=== Listing ===
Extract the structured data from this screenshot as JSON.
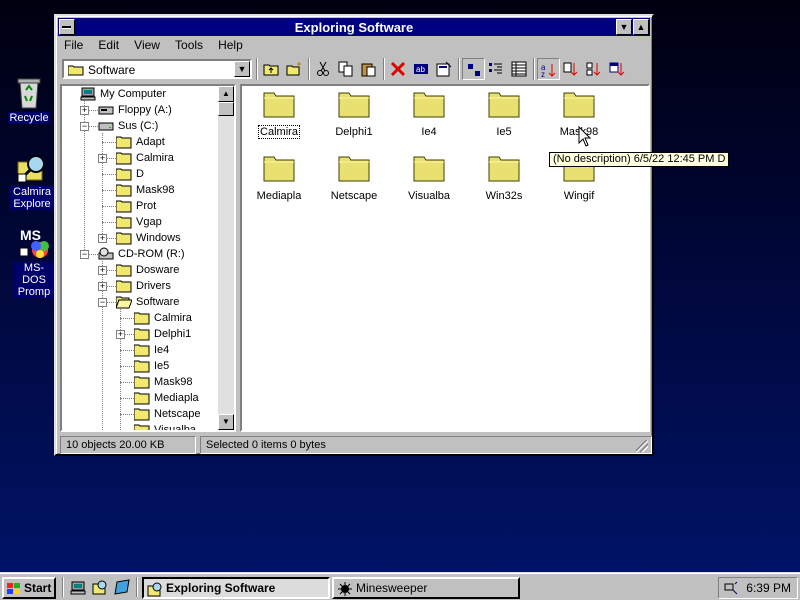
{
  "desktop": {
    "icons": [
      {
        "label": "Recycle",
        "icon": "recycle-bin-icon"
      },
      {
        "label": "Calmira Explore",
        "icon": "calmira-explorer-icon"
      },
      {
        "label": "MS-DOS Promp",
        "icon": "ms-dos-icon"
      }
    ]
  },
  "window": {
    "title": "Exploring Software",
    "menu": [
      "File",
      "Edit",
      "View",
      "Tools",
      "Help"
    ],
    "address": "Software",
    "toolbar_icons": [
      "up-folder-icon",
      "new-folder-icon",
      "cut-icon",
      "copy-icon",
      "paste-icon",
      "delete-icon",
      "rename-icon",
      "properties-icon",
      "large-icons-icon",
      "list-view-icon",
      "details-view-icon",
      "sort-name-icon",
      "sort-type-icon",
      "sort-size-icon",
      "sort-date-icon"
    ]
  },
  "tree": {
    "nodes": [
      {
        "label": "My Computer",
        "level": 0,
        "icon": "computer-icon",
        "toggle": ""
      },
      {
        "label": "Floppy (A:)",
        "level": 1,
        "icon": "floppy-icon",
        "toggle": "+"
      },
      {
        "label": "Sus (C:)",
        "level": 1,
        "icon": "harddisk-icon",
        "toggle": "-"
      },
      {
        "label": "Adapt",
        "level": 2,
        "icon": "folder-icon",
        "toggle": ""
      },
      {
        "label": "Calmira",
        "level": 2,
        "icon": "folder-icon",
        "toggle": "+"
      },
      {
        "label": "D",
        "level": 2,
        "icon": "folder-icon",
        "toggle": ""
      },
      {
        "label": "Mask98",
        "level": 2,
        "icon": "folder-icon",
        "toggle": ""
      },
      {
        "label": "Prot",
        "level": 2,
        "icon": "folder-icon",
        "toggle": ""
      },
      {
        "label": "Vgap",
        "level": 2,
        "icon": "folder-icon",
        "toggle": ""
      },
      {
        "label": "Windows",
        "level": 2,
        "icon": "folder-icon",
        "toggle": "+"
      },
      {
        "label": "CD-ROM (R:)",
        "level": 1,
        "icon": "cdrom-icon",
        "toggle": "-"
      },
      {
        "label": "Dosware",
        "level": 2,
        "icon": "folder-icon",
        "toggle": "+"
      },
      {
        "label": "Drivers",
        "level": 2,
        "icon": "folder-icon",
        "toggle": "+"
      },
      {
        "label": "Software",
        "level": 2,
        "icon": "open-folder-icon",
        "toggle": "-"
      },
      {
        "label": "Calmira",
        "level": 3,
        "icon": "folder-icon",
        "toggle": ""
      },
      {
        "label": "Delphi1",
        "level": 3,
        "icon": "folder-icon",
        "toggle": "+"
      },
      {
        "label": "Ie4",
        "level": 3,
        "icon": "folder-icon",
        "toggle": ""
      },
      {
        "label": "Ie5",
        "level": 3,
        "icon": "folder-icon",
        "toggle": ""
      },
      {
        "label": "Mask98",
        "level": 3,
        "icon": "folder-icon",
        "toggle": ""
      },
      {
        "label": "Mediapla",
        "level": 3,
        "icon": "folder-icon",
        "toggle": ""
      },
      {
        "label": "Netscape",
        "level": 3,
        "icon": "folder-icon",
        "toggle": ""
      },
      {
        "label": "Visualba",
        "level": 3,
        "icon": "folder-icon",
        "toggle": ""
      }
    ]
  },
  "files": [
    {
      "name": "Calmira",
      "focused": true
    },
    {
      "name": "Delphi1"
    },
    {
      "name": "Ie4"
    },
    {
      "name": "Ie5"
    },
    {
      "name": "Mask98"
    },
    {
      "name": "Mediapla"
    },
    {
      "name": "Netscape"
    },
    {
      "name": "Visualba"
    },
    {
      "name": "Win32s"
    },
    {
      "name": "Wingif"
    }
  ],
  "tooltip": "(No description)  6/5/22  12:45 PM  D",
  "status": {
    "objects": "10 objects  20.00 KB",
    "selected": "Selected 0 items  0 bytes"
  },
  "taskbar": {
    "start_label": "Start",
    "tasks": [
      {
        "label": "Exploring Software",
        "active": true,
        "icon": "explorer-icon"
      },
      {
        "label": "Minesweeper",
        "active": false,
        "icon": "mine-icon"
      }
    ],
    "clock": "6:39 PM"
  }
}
==
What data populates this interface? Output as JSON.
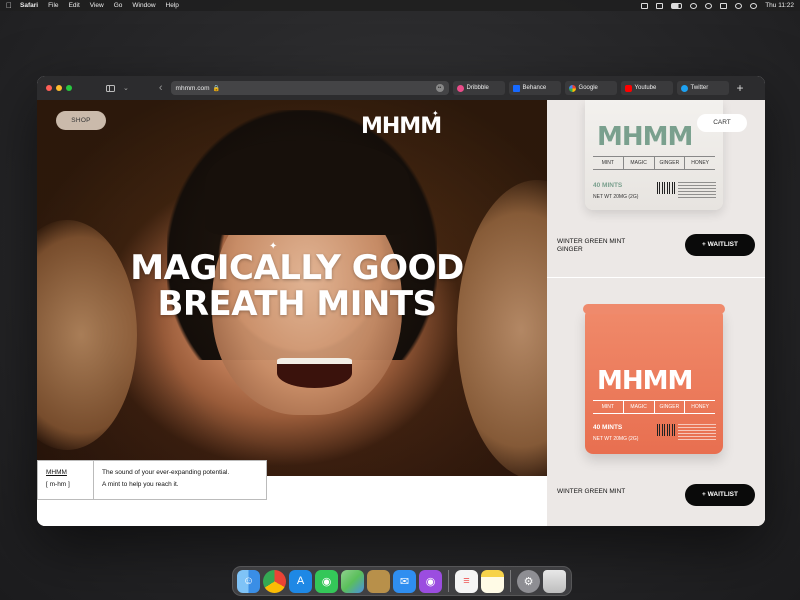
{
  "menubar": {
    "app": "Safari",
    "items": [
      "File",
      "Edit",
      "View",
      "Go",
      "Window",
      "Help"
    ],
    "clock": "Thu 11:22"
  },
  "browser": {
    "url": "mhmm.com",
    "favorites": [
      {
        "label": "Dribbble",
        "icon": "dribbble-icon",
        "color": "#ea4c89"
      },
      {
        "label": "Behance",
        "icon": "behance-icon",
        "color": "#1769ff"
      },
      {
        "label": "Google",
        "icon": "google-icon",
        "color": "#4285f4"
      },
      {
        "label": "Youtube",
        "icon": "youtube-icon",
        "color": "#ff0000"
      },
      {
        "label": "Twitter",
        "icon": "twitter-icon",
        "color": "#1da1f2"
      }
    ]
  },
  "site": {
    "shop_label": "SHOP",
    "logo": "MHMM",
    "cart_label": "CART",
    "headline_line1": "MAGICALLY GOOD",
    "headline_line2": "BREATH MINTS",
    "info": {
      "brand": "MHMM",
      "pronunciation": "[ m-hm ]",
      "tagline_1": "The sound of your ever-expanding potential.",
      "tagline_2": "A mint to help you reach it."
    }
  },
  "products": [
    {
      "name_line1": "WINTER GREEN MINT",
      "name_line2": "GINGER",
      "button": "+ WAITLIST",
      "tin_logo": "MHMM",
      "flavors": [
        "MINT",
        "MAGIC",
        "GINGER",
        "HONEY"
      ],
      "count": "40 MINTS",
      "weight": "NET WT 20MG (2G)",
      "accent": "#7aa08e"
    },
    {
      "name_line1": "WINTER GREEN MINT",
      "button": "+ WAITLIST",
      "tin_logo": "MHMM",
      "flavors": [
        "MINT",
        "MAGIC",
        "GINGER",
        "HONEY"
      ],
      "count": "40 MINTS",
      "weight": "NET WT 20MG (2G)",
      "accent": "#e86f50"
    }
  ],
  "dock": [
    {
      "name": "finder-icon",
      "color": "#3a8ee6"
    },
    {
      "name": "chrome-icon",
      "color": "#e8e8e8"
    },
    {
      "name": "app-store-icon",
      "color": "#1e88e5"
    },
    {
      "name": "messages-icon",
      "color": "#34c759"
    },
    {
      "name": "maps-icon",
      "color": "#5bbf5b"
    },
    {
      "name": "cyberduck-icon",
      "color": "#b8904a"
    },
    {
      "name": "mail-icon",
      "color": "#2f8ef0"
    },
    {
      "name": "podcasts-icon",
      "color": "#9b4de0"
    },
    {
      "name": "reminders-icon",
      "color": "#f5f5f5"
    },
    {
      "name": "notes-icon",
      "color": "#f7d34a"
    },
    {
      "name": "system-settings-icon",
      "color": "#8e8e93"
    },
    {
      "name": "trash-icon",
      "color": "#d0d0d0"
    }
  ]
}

=== Set exercise ===
Return the lines of the records that include the string "JSON".

=== Output of the task ===
Extract the structured data from this screenshot as JSON.
What data populates this interface? Output as JSON.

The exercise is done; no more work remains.